→ **Aim of the task**:
Would you quote every entry exactly, dropping only the pictures?

────────

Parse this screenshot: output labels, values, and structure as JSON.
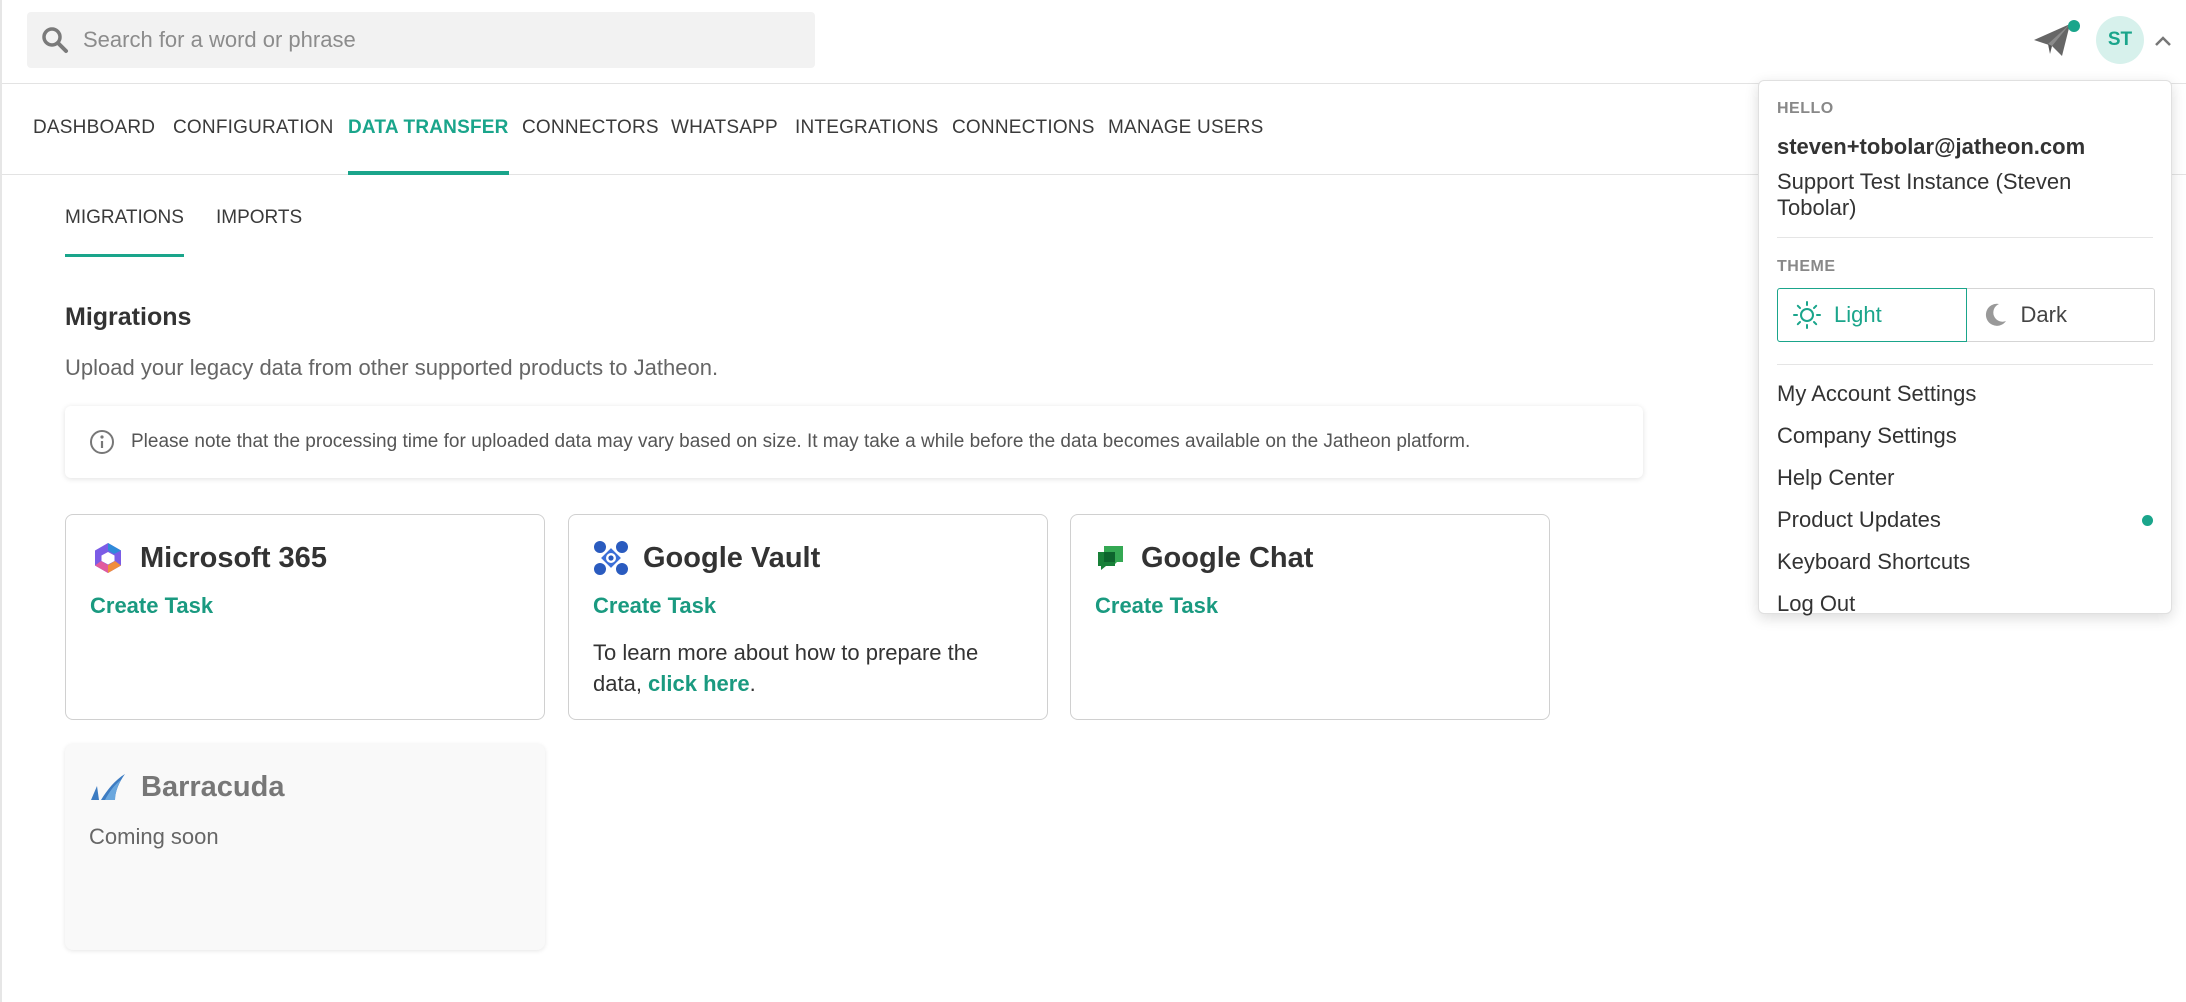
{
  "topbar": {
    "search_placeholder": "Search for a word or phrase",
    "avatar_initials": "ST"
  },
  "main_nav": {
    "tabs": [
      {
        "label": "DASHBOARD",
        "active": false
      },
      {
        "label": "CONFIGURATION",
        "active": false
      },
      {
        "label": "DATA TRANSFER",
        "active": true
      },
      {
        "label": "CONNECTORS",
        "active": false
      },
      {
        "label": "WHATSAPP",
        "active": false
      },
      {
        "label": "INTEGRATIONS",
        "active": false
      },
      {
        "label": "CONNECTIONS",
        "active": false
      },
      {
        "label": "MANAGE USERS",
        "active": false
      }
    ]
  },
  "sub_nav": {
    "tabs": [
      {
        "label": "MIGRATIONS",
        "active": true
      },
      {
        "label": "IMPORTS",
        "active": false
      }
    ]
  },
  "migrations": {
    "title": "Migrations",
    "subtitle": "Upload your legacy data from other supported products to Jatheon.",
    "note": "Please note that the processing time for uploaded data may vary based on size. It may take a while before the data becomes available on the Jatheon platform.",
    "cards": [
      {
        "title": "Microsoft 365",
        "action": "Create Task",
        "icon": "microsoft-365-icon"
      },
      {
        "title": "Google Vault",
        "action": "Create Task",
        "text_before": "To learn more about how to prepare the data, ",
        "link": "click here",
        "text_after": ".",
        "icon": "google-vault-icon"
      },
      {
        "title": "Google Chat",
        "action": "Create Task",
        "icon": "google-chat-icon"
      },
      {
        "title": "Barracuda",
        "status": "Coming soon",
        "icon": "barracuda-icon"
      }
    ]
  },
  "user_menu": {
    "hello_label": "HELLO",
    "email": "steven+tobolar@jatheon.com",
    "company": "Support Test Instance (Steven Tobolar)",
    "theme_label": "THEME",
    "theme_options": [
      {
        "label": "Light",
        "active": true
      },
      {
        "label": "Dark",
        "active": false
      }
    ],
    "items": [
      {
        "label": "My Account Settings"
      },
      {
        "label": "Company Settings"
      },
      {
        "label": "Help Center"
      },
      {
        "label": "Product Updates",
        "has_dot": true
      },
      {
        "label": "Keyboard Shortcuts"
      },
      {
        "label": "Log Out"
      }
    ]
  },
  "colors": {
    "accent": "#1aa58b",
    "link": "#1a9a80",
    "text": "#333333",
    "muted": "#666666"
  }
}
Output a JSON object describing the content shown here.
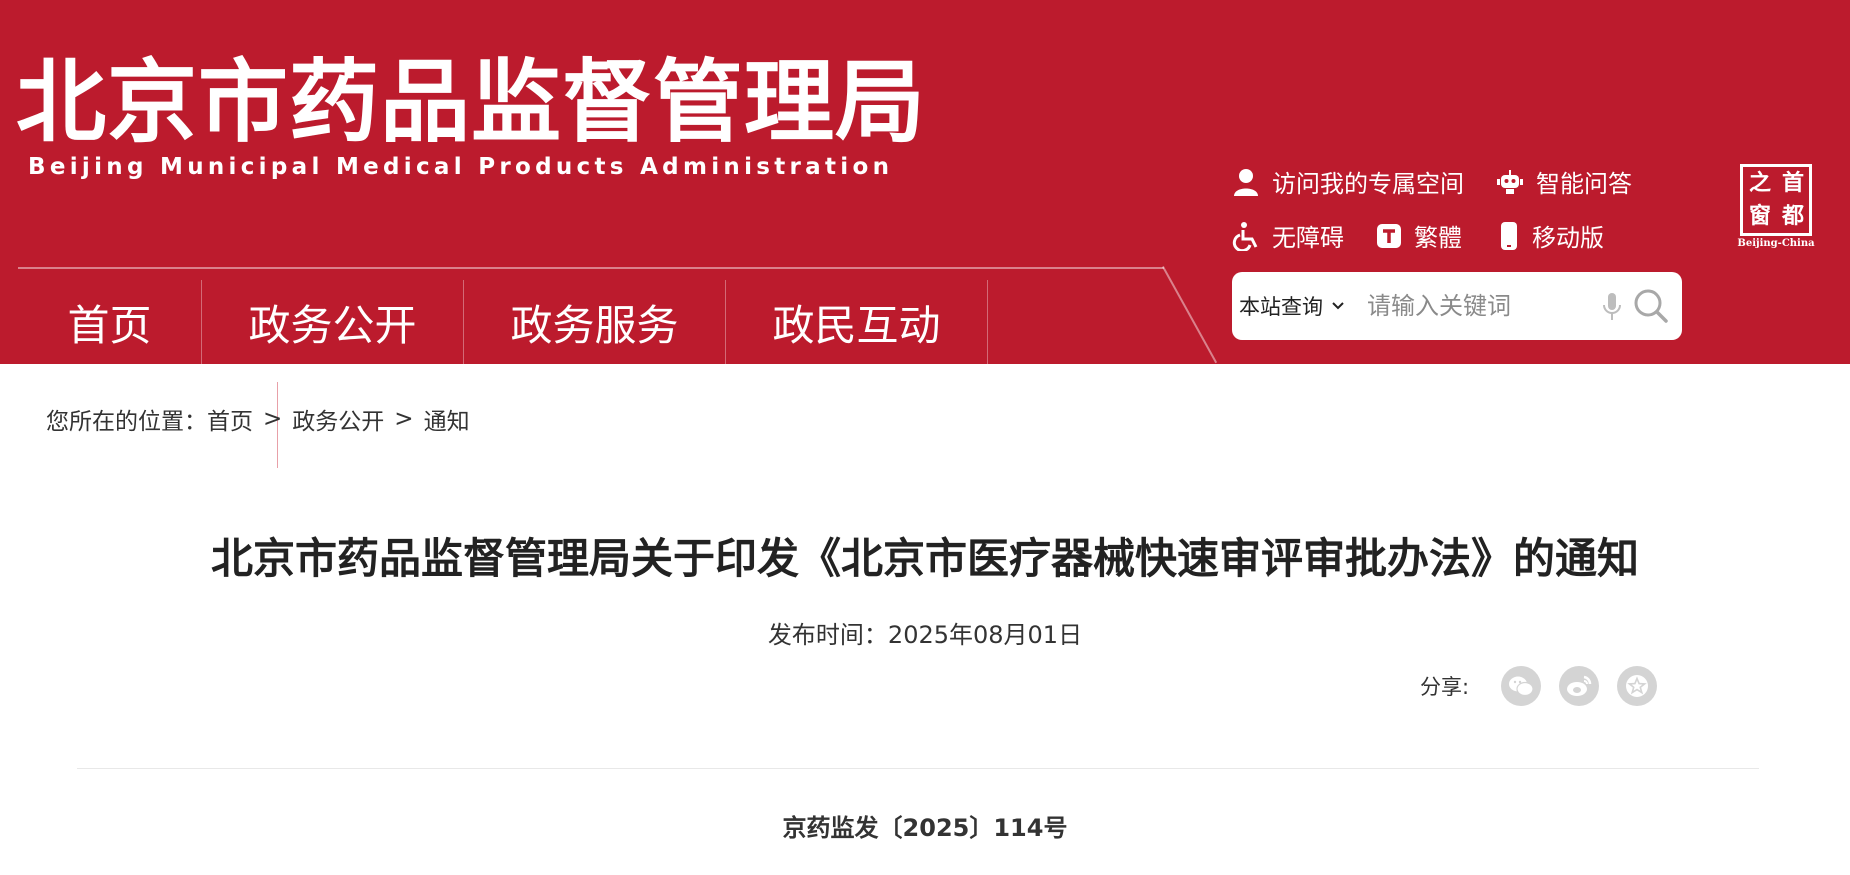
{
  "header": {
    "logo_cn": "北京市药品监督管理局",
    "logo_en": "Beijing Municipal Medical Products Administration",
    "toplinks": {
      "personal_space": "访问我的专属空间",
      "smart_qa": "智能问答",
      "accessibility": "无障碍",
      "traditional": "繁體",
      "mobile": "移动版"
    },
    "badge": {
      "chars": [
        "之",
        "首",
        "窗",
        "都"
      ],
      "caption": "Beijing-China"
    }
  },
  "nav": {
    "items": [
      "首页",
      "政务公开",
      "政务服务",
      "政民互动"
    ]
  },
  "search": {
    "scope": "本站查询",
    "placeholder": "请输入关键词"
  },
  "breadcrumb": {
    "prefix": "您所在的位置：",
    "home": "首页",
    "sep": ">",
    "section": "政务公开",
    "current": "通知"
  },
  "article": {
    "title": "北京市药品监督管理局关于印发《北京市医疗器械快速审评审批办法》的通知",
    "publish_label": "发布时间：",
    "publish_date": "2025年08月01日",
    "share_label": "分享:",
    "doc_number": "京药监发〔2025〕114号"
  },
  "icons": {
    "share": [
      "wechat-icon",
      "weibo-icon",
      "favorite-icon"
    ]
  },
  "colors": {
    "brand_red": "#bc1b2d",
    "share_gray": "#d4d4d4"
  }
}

────────

→ **Expected output**:
Parse this screenshot: output labels, values, and structure as JSON.
{
  "topbar": {
    "search_placeholder": "Search for a word or phrase",
    "avatar_initials": "ST"
  },
  "main_nav": {
    "tabs": [
      {
        "label": "DASHBOARD",
        "active": false
      },
      {
        "label": "CONFIGURATION",
        "active": false
      },
      {
        "label": "DATA TRANSFER",
        "active": true
      },
      {
        "label": "CONNECTORS",
        "active": false
      },
      {
        "label": "WHATSAPP",
        "active": false
      },
      {
        "label": "INTEGRATIONS",
        "active": false
      },
      {
        "label": "CONNECTIONS",
        "active": false
      },
      {
        "label": "MANAGE USERS",
        "active": false
      }
    ]
  },
  "sub_nav": {
    "tabs": [
      {
        "label": "MIGRATIONS",
        "active": true
      },
      {
        "label": "IMPORTS",
        "active": false
      }
    ]
  },
  "migrations": {
    "title": "Migrations",
    "subtitle": "Upload your legacy data from other supported products to Jatheon.",
    "note": "Please note that the processing time for uploaded data may vary based on size. It may take a while before the data becomes available on the Jatheon platform.",
    "cards": [
      {
        "title": "Microsoft 365",
        "action": "Create Task",
        "icon": "microsoft-365-icon"
      },
      {
        "title": "Google Vault",
        "action": "Create Task",
        "text_before": "To learn more about how to prepare the data, ",
        "link": "click here",
        "text_after": ".",
        "icon": "google-vault-icon"
      },
      {
        "title": "Google Chat",
        "action": "Create Task",
        "icon": "google-chat-icon"
      },
      {
        "title": "Barracuda",
        "status": "Coming soon",
        "icon": "barracuda-icon"
      }
    ]
  },
  "user_menu": {
    "hello_label": "HELLO",
    "email": "steven+tobolar@jatheon.com",
    "company": "Support Test Instance (Steven Tobolar)",
    "theme_label": "THEME",
    "theme_options": [
      {
        "label": "Light",
        "active": true
      },
      {
        "label": "Dark",
        "active": false
      }
    ],
    "items": [
      {
        "label": "My Account Settings"
      },
      {
        "label": "Company Settings"
      },
      {
        "label": "Help Center"
      },
      {
        "label": "Product Updates",
        "has_dot": true
      },
      {
        "label": "Keyboard Shortcuts"
      },
      {
        "label": "Log Out"
      }
    ]
  },
  "colors": {
    "accent": "#1aa58b",
    "link": "#1a9a80",
    "text": "#333333",
    "muted": "#666666"
  }
}
Output a JSON object describing the content shown here.
{
  "header": {
    "logo_cn": "北京市药品监督管理局",
    "logo_en": "Beijing Municipal Medical Products Administration",
    "toplinks": {
      "personal_space": "访问我的专属空间",
      "smart_qa": "智能问答",
      "accessibility": "无障碍",
      "traditional": "繁體",
      "mobile": "移动版"
    },
    "badge": {
      "chars": [
        "之",
        "首",
        "窗",
        "都"
      ],
      "caption": "Beijing-China"
    }
  },
  "nav": {
    "items": [
      "首页",
      "政务公开",
      "政务服务",
      "政民互动"
    ]
  },
  "search": {
    "scope": "本站查询",
    "placeholder": "请输入关键词"
  },
  "breadcrumb": {
    "prefix": "您所在的位置：",
    "home": "首页",
    "sep": ">",
    "section": "政务公开",
    "current": "通知"
  },
  "article": {
    "title": "北京市药品监督管理局关于印发《北京市医疗器械快速审评审批办法》的通知",
    "publish_label": "发布时间：",
    "publish_date": "2025年08月01日",
    "share_label": "分享:",
    "doc_number": "京药监发〔2025〕114号"
  },
  "icons": {
    "share": [
      "wechat-icon",
      "weibo-icon",
      "favorite-icon"
    ]
  },
  "colors": {
    "brand_red": "#bc1b2d",
    "share_gray": "#d4d4d4"
  }
}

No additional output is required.